◆ **The exercise**
Would you repeat the lines from the one with "Read all visible content and emit it as JSON." through the final line, both included, and nothing else? No pictures belong in the copy.
#### Source records ####
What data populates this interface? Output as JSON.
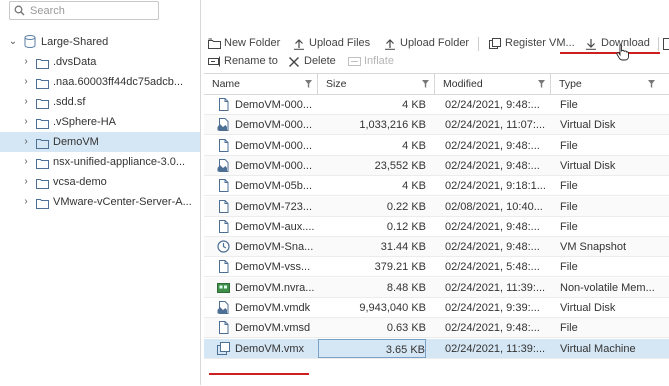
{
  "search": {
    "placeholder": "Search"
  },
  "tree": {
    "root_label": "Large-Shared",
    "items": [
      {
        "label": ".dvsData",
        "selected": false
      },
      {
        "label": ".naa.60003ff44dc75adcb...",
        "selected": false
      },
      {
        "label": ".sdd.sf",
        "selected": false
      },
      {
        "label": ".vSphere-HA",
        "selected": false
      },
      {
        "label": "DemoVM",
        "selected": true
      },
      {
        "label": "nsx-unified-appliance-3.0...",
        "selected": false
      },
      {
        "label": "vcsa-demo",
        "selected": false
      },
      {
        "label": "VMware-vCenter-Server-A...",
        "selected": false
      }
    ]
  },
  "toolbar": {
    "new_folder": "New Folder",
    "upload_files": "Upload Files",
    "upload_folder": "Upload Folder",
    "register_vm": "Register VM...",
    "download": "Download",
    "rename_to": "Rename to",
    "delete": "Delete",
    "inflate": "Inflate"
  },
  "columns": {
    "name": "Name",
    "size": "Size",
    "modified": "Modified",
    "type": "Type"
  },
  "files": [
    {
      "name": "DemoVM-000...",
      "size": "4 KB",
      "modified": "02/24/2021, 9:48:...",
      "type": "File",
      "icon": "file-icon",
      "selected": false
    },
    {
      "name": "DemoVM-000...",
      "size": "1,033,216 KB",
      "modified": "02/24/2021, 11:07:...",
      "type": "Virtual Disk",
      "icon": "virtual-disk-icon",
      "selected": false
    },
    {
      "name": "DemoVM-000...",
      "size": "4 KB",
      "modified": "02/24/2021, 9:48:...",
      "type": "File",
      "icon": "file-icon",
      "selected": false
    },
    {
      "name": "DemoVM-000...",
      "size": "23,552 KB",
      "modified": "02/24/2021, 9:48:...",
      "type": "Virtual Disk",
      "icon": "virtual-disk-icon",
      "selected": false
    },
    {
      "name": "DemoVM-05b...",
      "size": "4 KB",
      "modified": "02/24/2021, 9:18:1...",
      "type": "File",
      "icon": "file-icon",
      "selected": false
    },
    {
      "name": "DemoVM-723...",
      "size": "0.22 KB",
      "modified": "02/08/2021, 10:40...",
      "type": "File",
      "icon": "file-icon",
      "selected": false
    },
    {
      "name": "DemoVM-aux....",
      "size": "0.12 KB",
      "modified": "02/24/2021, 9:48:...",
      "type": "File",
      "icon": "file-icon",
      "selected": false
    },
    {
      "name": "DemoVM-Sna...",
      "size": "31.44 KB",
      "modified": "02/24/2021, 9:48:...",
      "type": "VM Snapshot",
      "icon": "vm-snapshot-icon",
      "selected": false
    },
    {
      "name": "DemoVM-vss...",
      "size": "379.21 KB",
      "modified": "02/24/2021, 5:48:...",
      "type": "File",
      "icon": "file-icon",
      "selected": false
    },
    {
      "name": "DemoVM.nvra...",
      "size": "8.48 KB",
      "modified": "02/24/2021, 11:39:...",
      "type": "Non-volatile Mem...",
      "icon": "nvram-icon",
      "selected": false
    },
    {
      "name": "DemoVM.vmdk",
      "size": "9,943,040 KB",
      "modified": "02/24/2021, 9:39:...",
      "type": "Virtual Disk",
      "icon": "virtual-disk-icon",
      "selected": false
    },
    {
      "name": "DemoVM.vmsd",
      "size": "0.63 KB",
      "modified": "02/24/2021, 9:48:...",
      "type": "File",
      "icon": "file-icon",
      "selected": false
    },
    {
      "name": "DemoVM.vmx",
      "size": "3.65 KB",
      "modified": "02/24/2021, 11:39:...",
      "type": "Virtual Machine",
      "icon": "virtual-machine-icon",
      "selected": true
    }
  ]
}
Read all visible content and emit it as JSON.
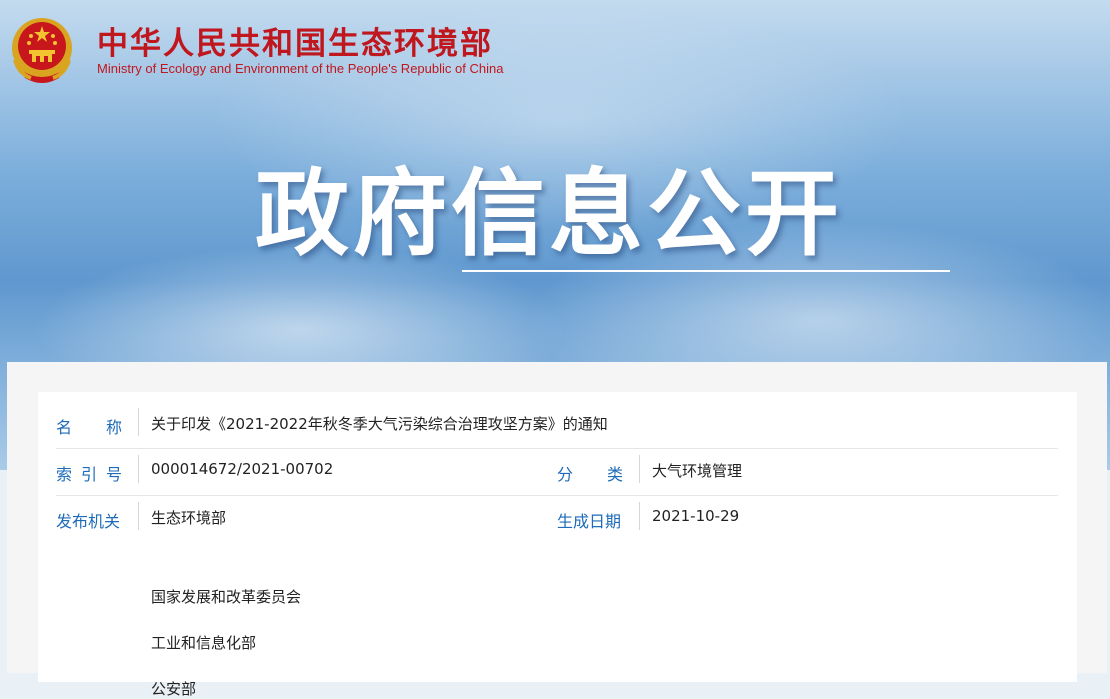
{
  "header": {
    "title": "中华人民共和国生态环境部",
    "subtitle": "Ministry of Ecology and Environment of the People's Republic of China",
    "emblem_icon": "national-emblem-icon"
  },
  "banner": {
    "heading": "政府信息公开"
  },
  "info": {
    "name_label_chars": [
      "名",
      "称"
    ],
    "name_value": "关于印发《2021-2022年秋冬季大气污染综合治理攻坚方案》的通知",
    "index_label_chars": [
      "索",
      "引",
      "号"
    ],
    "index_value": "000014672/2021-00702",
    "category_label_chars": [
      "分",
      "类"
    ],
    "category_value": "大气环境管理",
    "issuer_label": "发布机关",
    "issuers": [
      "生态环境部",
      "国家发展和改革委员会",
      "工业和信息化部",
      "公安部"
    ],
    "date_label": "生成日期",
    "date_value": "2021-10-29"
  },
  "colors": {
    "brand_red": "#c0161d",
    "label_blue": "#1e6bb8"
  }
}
####
◆ **Task result**
Read all visible content and emit it as JSON.
{
  "header": {
    "title": "中华人民共和国生态环境部",
    "subtitle": "Ministry of Ecology and Environment of the People's Republic of China",
    "emblem_icon": "national-emblem-icon"
  },
  "banner": {
    "heading": "政府信息公开"
  },
  "info": {
    "name_label_chars": [
      "名",
      "称"
    ],
    "name_value": "关于印发《2021-2022年秋冬季大气污染综合治理攻坚方案》的通知",
    "index_label_chars": [
      "索",
      "引",
      "号"
    ],
    "index_value": "000014672/2021-00702",
    "category_label_chars": [
      "分",
      "类"
    ],
    "category_value": "大气环境管理",
    "issuer_label": "发布机关",
    "issuers": [
      "生态环境部",
      "国家发展和改革委员会",
      "工业和信息化部",
      "公安部"
    ],
    "date_label": "生成日期",
    "date_value": "2021-10-29"
  },
  "colors": {
    "brand_red": "#c0161d",
    "label_blue": "#1e6bb8"
  }
}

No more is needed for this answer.